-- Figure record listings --
════════════════

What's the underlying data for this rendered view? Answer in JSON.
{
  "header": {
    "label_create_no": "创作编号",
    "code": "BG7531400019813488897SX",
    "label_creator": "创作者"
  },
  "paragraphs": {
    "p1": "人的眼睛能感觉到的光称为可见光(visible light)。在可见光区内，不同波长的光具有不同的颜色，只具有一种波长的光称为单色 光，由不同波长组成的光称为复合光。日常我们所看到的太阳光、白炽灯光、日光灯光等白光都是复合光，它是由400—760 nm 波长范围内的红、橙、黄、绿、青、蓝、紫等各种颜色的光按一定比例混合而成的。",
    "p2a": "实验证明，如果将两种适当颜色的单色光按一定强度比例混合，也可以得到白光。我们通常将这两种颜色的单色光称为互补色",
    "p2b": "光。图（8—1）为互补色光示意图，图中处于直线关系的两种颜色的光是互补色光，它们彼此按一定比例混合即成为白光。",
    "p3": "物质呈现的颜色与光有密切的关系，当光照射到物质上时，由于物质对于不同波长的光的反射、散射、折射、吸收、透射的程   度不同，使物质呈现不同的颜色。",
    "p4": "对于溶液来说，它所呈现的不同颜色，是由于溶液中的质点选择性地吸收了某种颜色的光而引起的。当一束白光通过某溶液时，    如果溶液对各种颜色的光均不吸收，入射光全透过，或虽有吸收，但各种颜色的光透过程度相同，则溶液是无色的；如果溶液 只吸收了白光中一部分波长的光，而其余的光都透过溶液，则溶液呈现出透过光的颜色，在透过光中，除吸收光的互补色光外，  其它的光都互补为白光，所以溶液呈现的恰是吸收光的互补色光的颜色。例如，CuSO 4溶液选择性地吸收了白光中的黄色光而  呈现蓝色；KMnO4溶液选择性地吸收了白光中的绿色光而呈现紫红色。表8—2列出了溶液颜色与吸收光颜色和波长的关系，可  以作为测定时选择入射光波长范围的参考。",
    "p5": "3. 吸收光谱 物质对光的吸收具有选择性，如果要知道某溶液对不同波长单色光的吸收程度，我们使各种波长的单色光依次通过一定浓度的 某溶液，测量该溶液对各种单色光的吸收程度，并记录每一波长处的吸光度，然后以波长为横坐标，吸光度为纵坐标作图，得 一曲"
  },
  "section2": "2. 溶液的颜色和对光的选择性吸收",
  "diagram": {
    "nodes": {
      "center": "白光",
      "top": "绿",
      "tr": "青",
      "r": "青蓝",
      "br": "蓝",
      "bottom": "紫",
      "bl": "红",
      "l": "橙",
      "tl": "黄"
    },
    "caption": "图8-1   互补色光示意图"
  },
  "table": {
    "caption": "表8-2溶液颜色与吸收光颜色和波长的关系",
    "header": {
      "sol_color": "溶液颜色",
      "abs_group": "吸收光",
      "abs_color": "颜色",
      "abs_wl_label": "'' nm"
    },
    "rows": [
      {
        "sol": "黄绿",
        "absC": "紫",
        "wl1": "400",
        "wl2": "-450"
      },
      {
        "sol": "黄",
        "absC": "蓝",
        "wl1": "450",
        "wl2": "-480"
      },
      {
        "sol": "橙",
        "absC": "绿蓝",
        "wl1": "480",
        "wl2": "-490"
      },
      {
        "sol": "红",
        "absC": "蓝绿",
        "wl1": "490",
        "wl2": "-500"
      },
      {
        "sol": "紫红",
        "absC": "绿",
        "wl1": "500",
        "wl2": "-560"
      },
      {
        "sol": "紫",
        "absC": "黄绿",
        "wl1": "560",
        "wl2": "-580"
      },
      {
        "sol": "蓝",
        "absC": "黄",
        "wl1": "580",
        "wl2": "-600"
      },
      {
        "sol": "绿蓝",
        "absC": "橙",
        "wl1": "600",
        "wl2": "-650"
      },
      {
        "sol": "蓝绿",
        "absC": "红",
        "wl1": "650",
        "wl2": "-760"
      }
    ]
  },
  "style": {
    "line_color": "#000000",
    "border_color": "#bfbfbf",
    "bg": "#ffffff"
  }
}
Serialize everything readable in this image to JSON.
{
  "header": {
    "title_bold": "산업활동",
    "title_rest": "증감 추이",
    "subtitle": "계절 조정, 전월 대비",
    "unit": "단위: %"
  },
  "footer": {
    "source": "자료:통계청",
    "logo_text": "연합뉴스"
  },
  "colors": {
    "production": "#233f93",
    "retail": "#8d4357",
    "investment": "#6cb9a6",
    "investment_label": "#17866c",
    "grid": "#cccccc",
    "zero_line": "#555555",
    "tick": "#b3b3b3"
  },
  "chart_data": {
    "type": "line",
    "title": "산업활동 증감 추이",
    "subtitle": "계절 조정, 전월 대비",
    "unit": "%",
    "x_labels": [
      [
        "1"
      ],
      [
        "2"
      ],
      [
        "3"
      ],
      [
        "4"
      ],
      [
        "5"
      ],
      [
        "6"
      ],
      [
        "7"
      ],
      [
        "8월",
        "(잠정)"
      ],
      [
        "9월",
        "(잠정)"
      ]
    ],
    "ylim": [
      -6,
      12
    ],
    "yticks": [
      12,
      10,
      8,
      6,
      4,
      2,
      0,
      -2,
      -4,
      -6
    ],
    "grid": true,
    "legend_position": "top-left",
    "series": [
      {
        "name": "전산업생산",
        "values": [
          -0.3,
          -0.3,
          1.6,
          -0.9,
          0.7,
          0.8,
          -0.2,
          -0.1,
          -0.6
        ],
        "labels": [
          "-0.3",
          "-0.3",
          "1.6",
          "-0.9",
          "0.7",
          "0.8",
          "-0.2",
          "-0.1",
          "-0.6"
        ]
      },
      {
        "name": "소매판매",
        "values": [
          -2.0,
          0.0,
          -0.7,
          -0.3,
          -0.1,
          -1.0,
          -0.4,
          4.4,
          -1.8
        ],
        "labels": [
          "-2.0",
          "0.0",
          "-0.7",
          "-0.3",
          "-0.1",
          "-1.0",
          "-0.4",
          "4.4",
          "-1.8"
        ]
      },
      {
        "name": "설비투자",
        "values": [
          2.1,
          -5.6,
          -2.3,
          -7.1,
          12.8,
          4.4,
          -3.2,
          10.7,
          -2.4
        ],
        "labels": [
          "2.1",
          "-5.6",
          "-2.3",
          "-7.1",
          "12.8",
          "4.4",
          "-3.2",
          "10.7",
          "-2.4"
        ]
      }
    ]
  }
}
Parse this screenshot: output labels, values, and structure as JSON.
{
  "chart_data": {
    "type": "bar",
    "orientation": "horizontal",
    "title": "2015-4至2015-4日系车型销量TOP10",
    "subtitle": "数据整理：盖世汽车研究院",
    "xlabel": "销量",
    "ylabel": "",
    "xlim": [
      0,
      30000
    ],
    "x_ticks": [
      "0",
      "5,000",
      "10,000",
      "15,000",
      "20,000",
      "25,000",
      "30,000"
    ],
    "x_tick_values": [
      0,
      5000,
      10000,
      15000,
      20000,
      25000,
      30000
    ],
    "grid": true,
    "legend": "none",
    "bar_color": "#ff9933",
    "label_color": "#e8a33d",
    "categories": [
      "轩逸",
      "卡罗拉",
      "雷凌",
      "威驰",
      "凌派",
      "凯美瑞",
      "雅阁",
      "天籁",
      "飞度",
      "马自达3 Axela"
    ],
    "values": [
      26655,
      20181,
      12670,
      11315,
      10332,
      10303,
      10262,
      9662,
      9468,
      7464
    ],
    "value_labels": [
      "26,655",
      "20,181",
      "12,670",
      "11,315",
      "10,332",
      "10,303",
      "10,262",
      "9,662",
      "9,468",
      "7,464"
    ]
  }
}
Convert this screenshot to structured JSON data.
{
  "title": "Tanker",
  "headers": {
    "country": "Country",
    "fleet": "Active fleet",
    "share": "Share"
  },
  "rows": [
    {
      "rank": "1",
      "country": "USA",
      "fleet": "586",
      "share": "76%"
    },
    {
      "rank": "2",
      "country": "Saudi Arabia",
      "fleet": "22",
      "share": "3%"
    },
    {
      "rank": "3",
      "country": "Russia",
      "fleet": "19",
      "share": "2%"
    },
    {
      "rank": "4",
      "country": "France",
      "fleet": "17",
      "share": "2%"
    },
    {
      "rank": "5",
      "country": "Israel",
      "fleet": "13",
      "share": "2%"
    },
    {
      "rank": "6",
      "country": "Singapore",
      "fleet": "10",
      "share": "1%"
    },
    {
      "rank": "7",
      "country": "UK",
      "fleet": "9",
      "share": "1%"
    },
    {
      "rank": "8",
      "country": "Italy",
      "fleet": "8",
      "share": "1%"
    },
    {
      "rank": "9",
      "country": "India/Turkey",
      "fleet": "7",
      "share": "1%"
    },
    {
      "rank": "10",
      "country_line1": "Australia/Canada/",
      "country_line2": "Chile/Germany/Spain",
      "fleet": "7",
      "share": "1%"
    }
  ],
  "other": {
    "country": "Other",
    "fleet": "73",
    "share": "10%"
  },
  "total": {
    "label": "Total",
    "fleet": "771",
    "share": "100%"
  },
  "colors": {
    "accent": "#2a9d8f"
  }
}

════════════════

-- WHAT TO WORK ON --
Give the number of lines in the records above that contain the word "absC". Reply with that number alone.

-- WRITTEN ANSWER --
9